Stated problem: Report every line in the listing that contains the string "haben".

Information shown:
· · · ·
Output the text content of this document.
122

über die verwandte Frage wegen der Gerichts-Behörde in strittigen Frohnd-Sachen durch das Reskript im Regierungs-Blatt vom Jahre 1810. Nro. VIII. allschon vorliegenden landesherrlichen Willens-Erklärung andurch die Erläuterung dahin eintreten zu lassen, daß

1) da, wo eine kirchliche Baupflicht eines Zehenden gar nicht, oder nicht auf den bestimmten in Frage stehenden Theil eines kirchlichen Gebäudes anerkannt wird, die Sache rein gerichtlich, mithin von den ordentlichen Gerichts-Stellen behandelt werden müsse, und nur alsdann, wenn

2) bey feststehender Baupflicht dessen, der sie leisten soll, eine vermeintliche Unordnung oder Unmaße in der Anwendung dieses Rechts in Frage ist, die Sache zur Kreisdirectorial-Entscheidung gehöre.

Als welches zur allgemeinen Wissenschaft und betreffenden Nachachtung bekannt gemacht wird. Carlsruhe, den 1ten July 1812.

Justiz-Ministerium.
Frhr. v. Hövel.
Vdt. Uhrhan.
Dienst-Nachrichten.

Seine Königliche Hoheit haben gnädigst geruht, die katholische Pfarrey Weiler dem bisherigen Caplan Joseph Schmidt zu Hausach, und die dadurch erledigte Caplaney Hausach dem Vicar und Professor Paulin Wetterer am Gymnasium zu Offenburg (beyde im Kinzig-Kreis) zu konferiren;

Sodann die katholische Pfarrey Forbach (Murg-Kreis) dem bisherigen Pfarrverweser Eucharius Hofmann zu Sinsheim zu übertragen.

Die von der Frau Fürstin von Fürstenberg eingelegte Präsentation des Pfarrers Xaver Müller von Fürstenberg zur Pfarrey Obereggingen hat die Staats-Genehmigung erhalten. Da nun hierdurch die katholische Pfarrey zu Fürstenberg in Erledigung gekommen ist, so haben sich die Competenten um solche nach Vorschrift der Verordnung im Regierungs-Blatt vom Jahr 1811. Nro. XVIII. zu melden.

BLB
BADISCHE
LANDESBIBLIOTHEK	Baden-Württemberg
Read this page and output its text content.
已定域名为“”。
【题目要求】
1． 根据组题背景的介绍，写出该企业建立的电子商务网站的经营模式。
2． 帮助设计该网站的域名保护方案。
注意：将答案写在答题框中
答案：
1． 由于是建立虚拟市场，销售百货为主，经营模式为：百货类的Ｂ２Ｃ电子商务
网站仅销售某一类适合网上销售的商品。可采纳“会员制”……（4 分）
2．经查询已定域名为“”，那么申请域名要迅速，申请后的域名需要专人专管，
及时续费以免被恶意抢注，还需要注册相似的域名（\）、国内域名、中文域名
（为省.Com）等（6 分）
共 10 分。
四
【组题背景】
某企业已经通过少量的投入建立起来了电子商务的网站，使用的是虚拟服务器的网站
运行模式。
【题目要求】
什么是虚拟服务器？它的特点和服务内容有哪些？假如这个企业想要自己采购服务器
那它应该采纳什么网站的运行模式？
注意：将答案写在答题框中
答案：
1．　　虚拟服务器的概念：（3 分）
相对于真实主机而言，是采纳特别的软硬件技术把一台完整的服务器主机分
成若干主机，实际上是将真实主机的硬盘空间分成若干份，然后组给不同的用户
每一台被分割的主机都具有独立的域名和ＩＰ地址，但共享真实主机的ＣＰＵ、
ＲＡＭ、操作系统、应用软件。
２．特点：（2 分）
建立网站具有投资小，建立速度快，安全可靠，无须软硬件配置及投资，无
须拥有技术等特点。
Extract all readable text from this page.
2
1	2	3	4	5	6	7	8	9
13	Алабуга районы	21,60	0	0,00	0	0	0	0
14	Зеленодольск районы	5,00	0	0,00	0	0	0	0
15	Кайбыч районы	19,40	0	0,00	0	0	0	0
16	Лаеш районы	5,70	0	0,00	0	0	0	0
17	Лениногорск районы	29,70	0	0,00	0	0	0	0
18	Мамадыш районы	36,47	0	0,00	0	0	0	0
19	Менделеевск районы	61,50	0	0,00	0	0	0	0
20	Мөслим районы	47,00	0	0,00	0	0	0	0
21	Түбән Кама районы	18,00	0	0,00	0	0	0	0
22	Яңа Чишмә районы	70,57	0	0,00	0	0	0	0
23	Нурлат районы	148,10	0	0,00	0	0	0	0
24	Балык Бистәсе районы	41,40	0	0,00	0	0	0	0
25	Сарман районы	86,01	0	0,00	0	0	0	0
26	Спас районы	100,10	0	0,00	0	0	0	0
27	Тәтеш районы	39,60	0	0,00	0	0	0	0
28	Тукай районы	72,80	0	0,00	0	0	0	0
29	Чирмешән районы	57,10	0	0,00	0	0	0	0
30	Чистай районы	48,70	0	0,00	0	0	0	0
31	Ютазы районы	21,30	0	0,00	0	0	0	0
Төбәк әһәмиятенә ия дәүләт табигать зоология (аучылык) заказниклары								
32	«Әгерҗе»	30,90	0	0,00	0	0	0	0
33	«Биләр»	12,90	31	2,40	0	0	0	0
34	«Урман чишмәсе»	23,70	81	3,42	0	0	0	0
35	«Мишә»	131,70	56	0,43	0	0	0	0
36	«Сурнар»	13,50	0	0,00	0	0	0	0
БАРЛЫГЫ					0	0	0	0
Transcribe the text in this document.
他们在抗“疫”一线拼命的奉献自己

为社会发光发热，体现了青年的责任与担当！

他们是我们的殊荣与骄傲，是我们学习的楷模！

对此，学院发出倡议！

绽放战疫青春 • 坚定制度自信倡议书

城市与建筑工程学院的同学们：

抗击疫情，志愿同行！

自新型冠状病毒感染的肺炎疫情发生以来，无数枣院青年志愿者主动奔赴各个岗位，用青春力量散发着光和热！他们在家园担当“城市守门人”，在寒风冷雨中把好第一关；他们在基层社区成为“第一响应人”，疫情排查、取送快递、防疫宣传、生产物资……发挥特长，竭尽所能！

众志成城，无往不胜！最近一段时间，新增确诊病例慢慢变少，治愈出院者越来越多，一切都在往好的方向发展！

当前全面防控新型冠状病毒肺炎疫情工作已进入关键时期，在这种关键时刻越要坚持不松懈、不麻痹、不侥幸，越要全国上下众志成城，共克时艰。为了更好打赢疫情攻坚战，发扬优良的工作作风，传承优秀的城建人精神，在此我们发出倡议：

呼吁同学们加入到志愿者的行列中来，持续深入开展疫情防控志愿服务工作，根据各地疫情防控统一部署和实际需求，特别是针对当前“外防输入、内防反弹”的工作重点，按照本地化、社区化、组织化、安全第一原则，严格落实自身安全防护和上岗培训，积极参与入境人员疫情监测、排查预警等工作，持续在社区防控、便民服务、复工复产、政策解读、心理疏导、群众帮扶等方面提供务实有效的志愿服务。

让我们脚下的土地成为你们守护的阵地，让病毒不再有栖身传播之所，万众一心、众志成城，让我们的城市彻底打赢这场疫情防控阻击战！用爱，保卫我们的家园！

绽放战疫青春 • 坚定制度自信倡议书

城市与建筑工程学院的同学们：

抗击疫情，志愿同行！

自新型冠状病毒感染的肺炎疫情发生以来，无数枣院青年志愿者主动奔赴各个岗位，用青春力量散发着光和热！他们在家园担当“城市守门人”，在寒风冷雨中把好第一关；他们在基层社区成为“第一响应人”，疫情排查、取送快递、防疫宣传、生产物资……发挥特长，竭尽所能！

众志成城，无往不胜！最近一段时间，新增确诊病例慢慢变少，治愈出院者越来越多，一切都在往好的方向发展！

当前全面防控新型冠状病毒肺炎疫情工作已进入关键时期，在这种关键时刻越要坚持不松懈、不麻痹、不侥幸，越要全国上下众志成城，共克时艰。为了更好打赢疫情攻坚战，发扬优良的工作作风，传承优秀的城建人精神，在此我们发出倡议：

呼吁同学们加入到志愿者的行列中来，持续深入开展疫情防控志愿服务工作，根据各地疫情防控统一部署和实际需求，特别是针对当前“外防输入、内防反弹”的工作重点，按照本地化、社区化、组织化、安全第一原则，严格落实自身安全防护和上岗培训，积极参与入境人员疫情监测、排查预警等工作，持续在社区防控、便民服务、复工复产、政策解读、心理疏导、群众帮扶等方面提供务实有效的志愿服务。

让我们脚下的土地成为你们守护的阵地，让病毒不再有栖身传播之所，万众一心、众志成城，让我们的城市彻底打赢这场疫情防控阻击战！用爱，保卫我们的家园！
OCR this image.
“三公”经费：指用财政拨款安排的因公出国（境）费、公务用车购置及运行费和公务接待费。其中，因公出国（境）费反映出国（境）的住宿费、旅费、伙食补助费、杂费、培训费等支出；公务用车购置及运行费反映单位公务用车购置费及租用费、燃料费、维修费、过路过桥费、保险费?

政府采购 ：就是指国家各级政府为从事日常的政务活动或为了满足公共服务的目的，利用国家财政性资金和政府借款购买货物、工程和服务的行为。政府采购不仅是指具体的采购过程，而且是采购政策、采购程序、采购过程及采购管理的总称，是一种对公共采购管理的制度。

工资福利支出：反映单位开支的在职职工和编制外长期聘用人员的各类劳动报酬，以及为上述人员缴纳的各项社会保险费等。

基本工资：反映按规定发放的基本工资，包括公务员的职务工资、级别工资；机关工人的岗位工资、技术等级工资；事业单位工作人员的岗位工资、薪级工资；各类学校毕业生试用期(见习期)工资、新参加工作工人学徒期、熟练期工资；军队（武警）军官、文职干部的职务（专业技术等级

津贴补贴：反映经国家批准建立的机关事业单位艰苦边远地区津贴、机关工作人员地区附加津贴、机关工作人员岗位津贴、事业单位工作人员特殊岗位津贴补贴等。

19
· · · ·
Solved exercise:
Seine Königliche Hoheit haben gnädigst geruht, die katholische Pfarrey Weiler dem bisherigen Caplan Joseph Schmidt zu Hausach, und die dadurch erledigte Caplaney Hausach dem Vicar und Professor Paulin Wetterer am Gymnasium zu Offenburg (beyde im Kinzig-Kreis) zu konferiren;
Die von der Frau Fürstin von Fürstenberg eingelegte Präsentation des Pfarrers Xaver Müller von Fürstenberg zur Pfarrey Obereggingen hat die Staats-Genehmigung erhalten. Da nun hierdurch die katholische Pfarrey zu Fürstenberg in Erledigung gekommen ist, so haben sich die Competenten um solche nach Vorschrift der Verordnung im Regierungs-Blatt vom Jahr 1811. Nro. XVIII. zu melden.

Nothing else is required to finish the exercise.